- Work to complete
Set all the material down again unchanged, without the pictures.

- Records from a dataset

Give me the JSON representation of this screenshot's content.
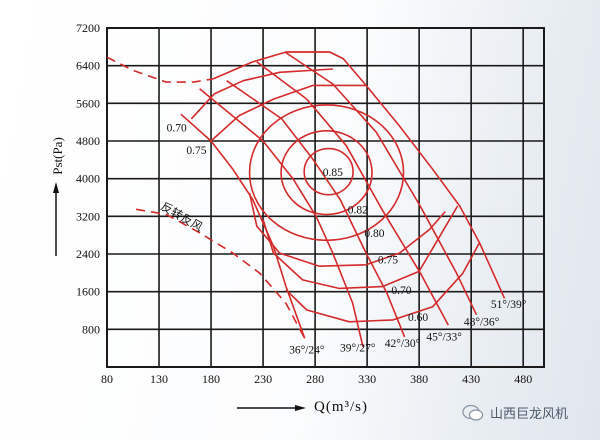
{
  "chart_data": {
    "type": "line",
    "title": "",
    "xlabel": "Q(m³/s)",
    "ylabel": "Pst(Pa)",
    "xlim": [
      80,
      500
    ],
    "ylim": [
      0,
      7200
    ],
    "grid": true,
    "xticks": [
      80,
      130,
      180,
      230,
      280,
      330,
      380,
      430,
      480
    ],
    "yticks": [
      800,
      1600,
      2400,
      3200,
      4000,
      4800,
      5600,
      6400,
      7200
    ],
    "colors": {
      "curves": "#d42a2a",
      "grid": "#1a1a1a"
    },
    "blade_angle_curves": [
      {
        "label": "36°/24°",
        "label_at": [
          272,
          290
        ],
        "points": [
          [
            151,
            5370
          ],
          [
            180,
            4800
          ],
          [
            201,
            4200
          ],
          [
            220,
            3560
          ],
          [
            240,
            2560
          ],
          [
            252,
            1710
          ],
          [
            270,
            610
          ]
        ]
      },
      {
        "label": "39°/27°",
        "label_at": [
          321,
          330
        ],
        "points": [
          [
            169,
            5910
          ],
          [
            230,
            4800
          ],
          [
            259,
            3990
          ],
          [
            281,
            3200
          ],
          [
            297,
            2420
          ],
          [
            316,
            1360
          ],
          [
            326,
            430
          ]
        ]
      },
      {
        "label": "42°/30°",
        "label_at": [
          364,
          420
        ],
        "points": [
          [
            195,
            6080
          ],
          [
            248,
            5270
          ],
          [
            278,
            4410
          ],
          [
            304,
            3560
          ],
          [
            329,
            2420
          ],
          [
            349,
            1570
          ],
          [
            366,
            640
          ]
        ]
      },
      {
        "label": "45°/33°",
        "label_at": [
          404,
          560
        ],
        "points": [
          [
            224,
            6480
          ],
          [
            272,
            5690
          ],
          [
            310,
            4700
          ],
          [
            345,
            3320
          ],
          [
            381,
            2000
          ],
          [
            408,
            890
          ]
        ]
      },
      {
        "label": "48°/36°",
        "label_at": [
          440,
          880
        ],
        "points": [
          [
            251,
            6690
          ],
          [
            297,
            6010
          ],
          [
            339,
            4980
          ],
          [
            381,
            3420
          ],
          [
            416,
            1990
          ],
          [
            435,
            1110
          ]
        ]
      },
      {
        "label": "51°/39°",
        "label_at": [
          466,
          1250
        ],
        "points": [
          [
            252,
            6690
          ],
          [
            294,
            6690
          ],
          [
            307,
            6550
          ],
          [
            329,
            5980
          ],
          [
            361,
            5120
          ],
          [
            393,
            4200
          ],
          [
            419,
            3420
          ],
          [
            438,
            2640
          ],
          [
            462,
            1460
          ]
        ]
      }
    ],
    "boundary_curves": [
      {
        "points": [
          [
            182,
            6120
          ],
          [
            220,
            6480
          ],
          [
            252,
            6690
          ],
          [
            294,
            6690
          ]
        ]
      }
    ],
    "efficiency_ellipses": [
      {
        "label": "0.85",
        "label_at": [
          297,
          4060
        ],
        "center": [
          293,
          4150
        ],
        "radius": [
          23.5,
          490
        ]
      },
      {
        "label": "0.82",
        "label_at": [
          321,
          3260
        ],
        "center": [
          291,
          4128
        ],
        "radius": [
          43.7,
          889
        ]
      },
      {
        "label": "0.80",
        "label_at": [
          337,
          2760
        ],
        "center": [
          291,
          4128
        ],
        "radius": [
          74,
          1437
        ]
      }
    ],
    "efficiency_curves": [
      {
        "label": "0.75",
        "label_at": [
          350,
          2200
        ],
        "segments": [
          [
            [
              180,
              4800
            ],
            [
              207,
              5340
            ],
            [
              240,
              5690
            ],
            [
              278,
              5980
            ],
            [
              329,
              5980
            ]
          ],
          [
            [
              217,
              3700
            ],
            [
              224,
              2990
            ],
            [
              246,
              2420
            ],
            [
              284,
              2140
            ],
            [
              329,
              2170
            ],
            [
              361,
              2420
            ],
            [
              390,
              2920
            ],
            [
              405,
              3300
            ]
          ]
        ],
        "upper_label": "0.75",
        "upper_label_at": [
          166,
          4520
        ]
      },
      {
        "label": "0.70",
        "label_at": [
          363,
          1550
        ],
        "segments": [
          [
            [
              161,
              5270
            ],
            [
              183,
              5800
            ],
            [
              211,
              6080
            ],
            [
              246,
              6260
            ],
            [
              297,
              6330
            ]
          ],
          [
            [
              230,
              3130
            ],
            [
              240,
              2420
            ],
            [
              268,
              1850
            ],
            [
              303,
              1670
            ],
            [
              345,
              1710
            ],
            [
              380,
              2030
            ],
            [
              417,
              3420
            ]
          ]
        ],
        "upper_label": "0.70",
        "upper_label_at": [
          147,
          5000
        ]
      },
      {
        "label": "0.60",
        "label_at": [
          379,
          980
        ],
        "segments": [
          [
            [
              252,
              1640
            ],
            [
              272,
              1210
            ],
            [
              313,
              960
            ],
            [
              355,
              1000
            ],
            [
              393,
              1280
            ],
            [
              422,
              1990
            ],
            [
              438,
              2640
            ]
          ]
        ]
      }
    ],
    "dashed_curves": [
      {
        "label": "",
        "points": [
          [
            80,
            6580
          ],
          [
            105,
            6300
          ],
          [
            137,
            6050
          ],
          [
            163,
            6050
          ],
          [
            182,
            6120
          ]
        ]
      },
      {
        "label": "反转反风",
        "label_at": [
          150,
          3120
        ],
        "points": [
          [
            108,
            3350
          ],
          [
            137,
            3240
          ],
          [
            169,
            2850
          ],
          [
            201,
            2420
          ],
          [
            227,
            1990
          ],
          [
            252,
            1350
          ],
          [
            271,
            570
          ]
        ]
      }
    ]
  },
  "watermark": {
    "icon": "wechat-icon",
    "text": "山西巨龙风机"
  }
}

- Solution below
Give me the JSON representation of this screenshot's content.
{
  "chart_data": {
    "type": "line",
    "title": "",
    "xlabel": "Q(m³/s)",
    "ylabel": "Pst(Pa)",
    "xlim": [
      80,
      500
    ],
    "ylim": [
      0,
      7200
    ],
    "grid": true,
    "xticks": [
      80,
      130,
      180,
      230,
      280,
      330,
      380,
      430,
      480
    ],
    "yticks": [
      800,
      1600,
      2400,
      3200,
      4000,
      4800,
      5600,
      6400,
      7200
    ],
    "colors": {
      "curves": "#d42a2a",
      "grid": "#1a1a1a"
    },
    "blade_angle_curves": [
      {
        "label": "36°/24°",
        "label_at": [
          272,
          290
        ],
        "points": [
          [
            151,
            5370
          ],
          [
            180,
            4800
          ],
          [
            201,
            4200
          ],
          [
            220,
            3560
          ],
          [
            240,
            2560
          ],
          [
            252,
            1710
          ],
          [
            270,
            610
          ]
        ]
      },
      {
        "label": "39°/27°",
        "label_at": [
          321,
          330
        ],
        "points": [
          [
            169,
            5910
          ],
          [
            230,
            4800
          ],
          [
            259,
            3990
          ],
          [
            281,
            3200
          ],
          [
            297,
            2420
          ],
          [
            316,
            1360
          ],
          [
            326,
            430
          ]
        ]
      },
      {
        "label": "42°/30°",
        "label_at": [
          364,
          420
        ],
        "points": [
          [
            195,
            6080
          ],
          [
            248,
            5270
          ],
          [
            278,
            4410
          ],
          [
            304,
            3560
          ],
          [
            329,
            2420
          ],
          [
            349,
            1570
          ],
          [
            366,
            640
          ]
        ]
      },
      {
        "label": "45°/33°",
        "label_at": [
          404,
          560
        ],
        "points": [
          [
            224,
            6480
          ],
          [
            272,
            5690
          ],
          [
            310,
            4700
          ],
          [
            345,
            3320
          ],
          [
            381,
            2000
          ],
          [
            408,
            890
          ]
        ]
      },
      {
        "label": "48°/36°",
        "label_at": [
          440,
          880
        ],
        "points": [
          [
            251,
            6690
          ],
          [
            297,
            6010
          ],
          [
            339,
            4980
          ],
          [
            381,
            3420
          ],
          [
            416,
            1990
          ],
          [
            435,
            1110
          ]
        ]
      },
      {
        "label": "51°/39°",
        "label_at": [
          466,
          1250
        ],
        "points": [
          [
            252,
            6690
          ],
          [
            294,
            6690
          ],
          [
            307,
            6550
          ],
          [
            329,
            5980
          ],
          [
            361,
            5120
          ],
          [
            393,
            4200
          ],
          [
            419,
            3420
          ],
          [
            438,
            2640
          ],
          [
            462,
            1460
          ]
        ]
      }
    ],
    "boundary_curves": [
      {
        "points": [
          [
            182,
            6120
          ],
          [
            220,
            6480
          ],
          [
            252,
            6690
          ],
          [
            294,
            6690
          ]
        ]
      }
    ],
    "efficiency_ellipses": [
      {
        "label": "0.85",
        "label_at": [
          297,
          4060
        ],
        "center": [
          293,
          4150
        ],
        "radius": [
          23.5,
          490
        ]
      },
      {
        "label": "0.82",
        "label_at": [
          321,
          3260
        ],
        "center": [
          291,
          4128
        ],
        "radius": [
          43.7,
          889
        ]
      },
      {
        "label": "0.80",
        "label_at": [
          337,
          2760
        ],
        "center": [
          291,
          4128
        ],
        "radius": [
          74,
          1437
        ]
      }
    ],
    "efficiency_curves": [
      {
        "label": "0.75",
        "label_at": [
          350,
          2200
        ],
        "segments": [
          [
            [
              180,
              4800
            ],
            [
              207,
              5340
            ],
            [
              240,
              5690
            ],
            [
              278,
              5980
            ],
            [
              329,
              5980
            ]
          ],
          [
            [
              217,
              3700
            ],
            [
              224,
              2990
            ],
            [
              246,
              2420
            ],
            [
              284,
              2140
            ],
            [
              329,
              2170
            ],
            [
              361,
              2420
            ],
            [
              390,
              2920
            ],
            [
              405,
              3300
            ]
          ]
        ],
        "upper_label": "0.75",
        "upper_label_at": [
          166,
          4520
        ]
      },
      {
        "label": "0.70",
        "label_at": [
          363,
          1550
        ],
        "segments": [
          [
            [
              161,
              5270
            ],
            [
              183,
              5800
            ],
            [
              211,
              6080
            ],
            [
              246,
              6260
            ],
            [
              297,
              6330
            ]
          ],
          [
            [
              230,
              3130
            ],
            [
              240,
              2420
            ],
            [
              268,
              1850
            ],
            [
              303,
              1670
            ],
            [
              345,
              1710
            ],
            [
              380,
              2030
            ],
            [
              417,
              3420
            ]
          ]
        ],
        "upper_label": "0.70",
        "upper_label_at": [
          147,
          5000
        ]
      },
      {
        "label": "0.60",
        "label_at": [
          379,
          980
        ],
        "segments": [
          [
            [
              252,
              1640
            ],
            [
              272,
              1210
            ],
            [
              313,
              960
            ],
            [
              355,
              1000
            ],
            [
              393,
              1280
            ],
            [
              422,
              1990
            ],
            [
              438,
              2640
            ]
          ]
        ]
      }
    ],
    "dashed_curves": [
      {
        "label": "",
        "points": [
          [
            80,
            6580
          ],
          [
            105,
            6300
          ],
          [
            137,
            6050
          ],
          [
            163,
            6050
          ],
          [
            182,
            6120
          ]
        ]
      },
      {
        "label": "反转反风",
        "label_at": [
          150,
          3120
        ],
        "points": [
          [
            108,
            3350
          ],
          [
            137,
            3240
          ],
          [
            169,
            2850
          ],
          [
            201,
            2420
          ],
          [
            227,
            1990
          ],
          [
            252,
            1350
          ],
          [
            271,
            570
          ]
        ]
      }
    ]
  },
  "watermark": {
    "icon": "wechat-icon",
    "text": "山西巨龙风机"
  }
}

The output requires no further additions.